GOAL: How many lines hold the string "description"? Give only the number.

__________________________________________________

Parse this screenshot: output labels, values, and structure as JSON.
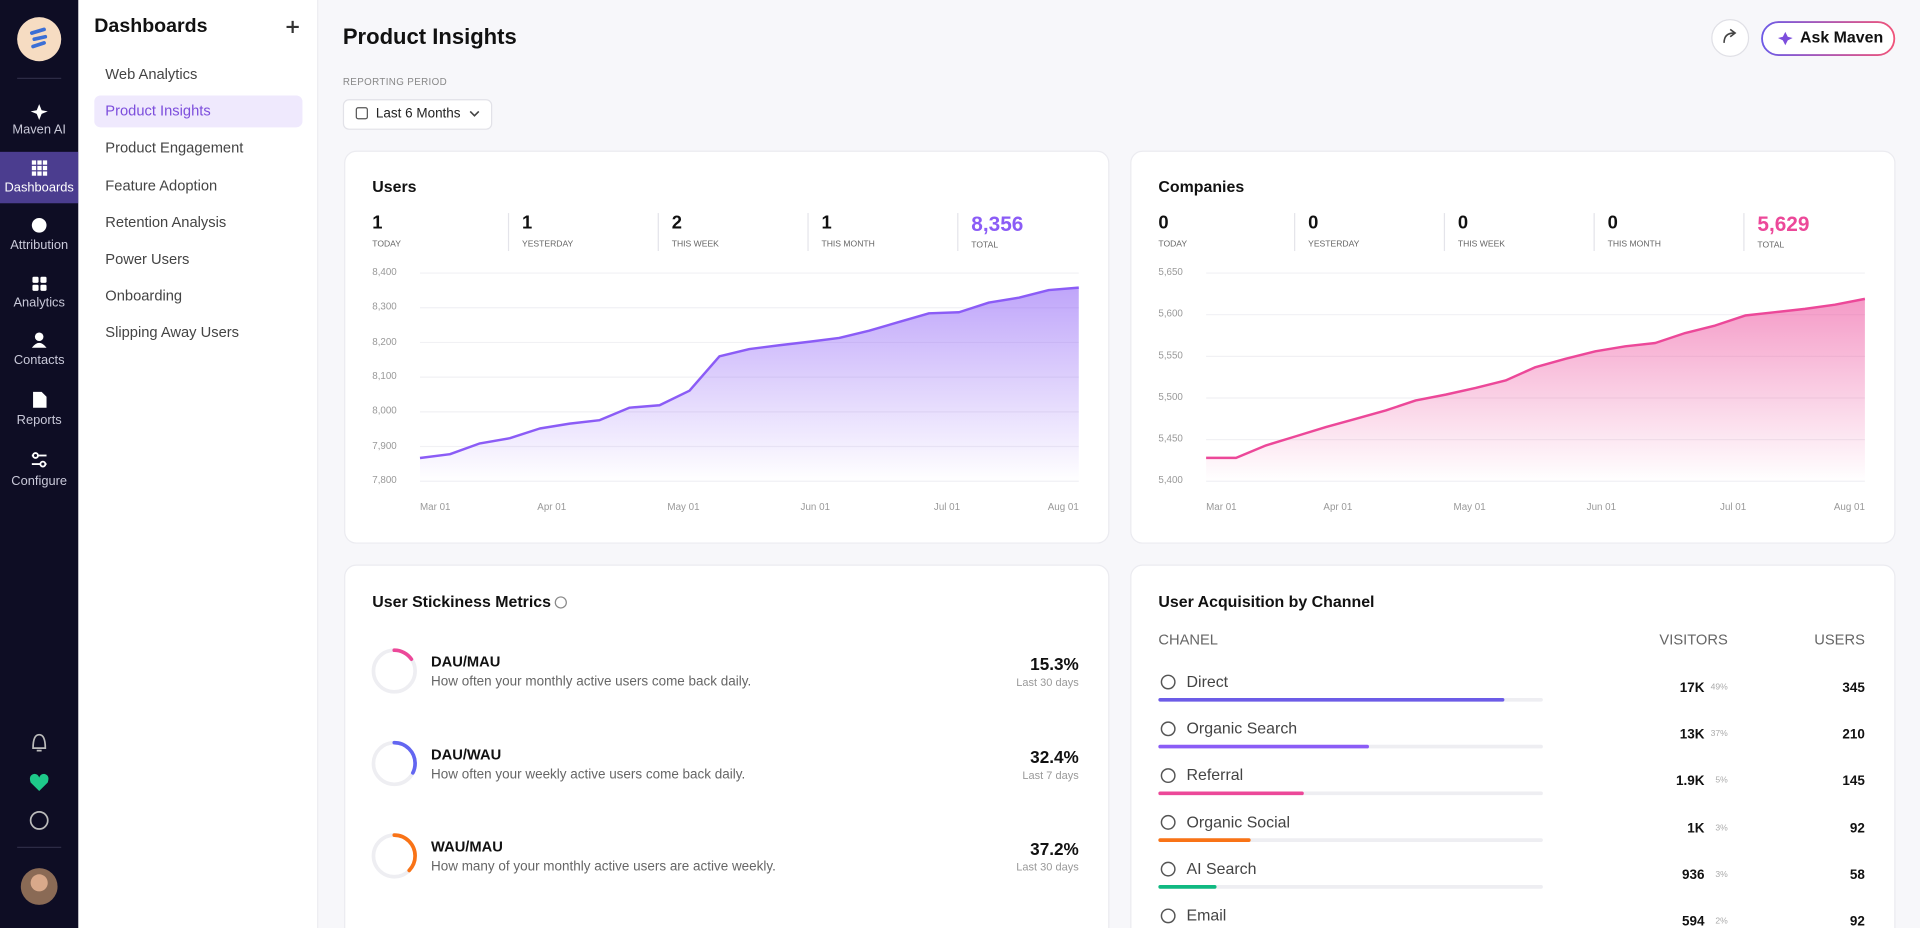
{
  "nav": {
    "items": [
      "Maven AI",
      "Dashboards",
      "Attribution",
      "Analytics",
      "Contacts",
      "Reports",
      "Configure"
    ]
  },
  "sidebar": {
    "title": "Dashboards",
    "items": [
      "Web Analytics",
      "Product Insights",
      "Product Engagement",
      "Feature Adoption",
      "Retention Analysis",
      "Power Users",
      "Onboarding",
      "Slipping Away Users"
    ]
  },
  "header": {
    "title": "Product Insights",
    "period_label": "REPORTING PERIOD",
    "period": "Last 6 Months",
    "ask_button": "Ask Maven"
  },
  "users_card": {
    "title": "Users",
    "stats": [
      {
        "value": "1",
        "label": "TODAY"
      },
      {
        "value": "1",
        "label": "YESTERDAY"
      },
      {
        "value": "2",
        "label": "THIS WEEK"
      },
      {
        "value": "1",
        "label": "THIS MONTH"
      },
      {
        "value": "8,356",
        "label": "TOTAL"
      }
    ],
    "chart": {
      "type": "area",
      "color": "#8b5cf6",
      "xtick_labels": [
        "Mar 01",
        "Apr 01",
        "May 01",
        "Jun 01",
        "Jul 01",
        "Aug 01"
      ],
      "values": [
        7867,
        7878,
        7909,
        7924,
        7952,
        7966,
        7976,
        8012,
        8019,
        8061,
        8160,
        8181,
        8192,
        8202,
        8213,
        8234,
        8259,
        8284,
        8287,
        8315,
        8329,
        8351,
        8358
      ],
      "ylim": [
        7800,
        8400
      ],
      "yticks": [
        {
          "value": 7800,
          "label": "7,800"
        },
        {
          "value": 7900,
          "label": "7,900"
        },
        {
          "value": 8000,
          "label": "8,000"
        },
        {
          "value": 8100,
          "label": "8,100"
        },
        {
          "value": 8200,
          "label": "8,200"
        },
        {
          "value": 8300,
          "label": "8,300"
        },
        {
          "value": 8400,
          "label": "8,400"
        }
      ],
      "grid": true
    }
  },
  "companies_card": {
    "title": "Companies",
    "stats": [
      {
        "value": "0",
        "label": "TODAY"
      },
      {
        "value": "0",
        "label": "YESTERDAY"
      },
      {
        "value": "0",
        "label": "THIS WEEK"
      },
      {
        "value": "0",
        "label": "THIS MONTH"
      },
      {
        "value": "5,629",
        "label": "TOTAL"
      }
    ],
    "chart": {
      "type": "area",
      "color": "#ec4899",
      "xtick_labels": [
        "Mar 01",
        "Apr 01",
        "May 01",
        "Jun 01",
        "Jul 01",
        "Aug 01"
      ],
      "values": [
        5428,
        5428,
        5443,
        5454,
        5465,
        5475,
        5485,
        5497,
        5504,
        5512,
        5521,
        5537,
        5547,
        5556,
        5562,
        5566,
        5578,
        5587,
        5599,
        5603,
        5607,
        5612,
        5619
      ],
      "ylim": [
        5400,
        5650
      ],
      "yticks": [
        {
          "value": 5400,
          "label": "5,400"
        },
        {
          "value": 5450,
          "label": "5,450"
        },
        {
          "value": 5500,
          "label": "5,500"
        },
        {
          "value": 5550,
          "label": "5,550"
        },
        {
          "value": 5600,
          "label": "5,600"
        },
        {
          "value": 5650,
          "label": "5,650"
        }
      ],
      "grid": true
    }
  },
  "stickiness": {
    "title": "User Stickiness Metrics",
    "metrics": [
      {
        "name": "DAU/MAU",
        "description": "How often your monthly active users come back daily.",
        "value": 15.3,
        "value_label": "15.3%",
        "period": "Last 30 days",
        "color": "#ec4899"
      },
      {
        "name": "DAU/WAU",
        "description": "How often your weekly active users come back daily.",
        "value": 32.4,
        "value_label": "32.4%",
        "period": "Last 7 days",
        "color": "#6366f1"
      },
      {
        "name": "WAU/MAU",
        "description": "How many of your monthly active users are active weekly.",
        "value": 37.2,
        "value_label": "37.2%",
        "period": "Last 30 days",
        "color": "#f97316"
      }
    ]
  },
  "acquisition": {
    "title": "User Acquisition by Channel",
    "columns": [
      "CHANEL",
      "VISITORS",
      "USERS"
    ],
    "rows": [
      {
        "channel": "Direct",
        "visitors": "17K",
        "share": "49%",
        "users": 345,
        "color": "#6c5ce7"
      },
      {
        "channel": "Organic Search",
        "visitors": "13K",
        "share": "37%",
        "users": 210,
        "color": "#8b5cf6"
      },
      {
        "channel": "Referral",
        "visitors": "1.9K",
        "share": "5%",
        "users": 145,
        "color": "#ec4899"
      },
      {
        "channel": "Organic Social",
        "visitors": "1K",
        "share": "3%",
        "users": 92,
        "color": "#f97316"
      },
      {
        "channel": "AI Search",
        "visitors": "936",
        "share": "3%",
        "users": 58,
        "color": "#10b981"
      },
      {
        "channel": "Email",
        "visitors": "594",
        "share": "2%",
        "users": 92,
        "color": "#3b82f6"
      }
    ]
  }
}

__________________________________________________

ANSWER TO THIS PROBLEM: 3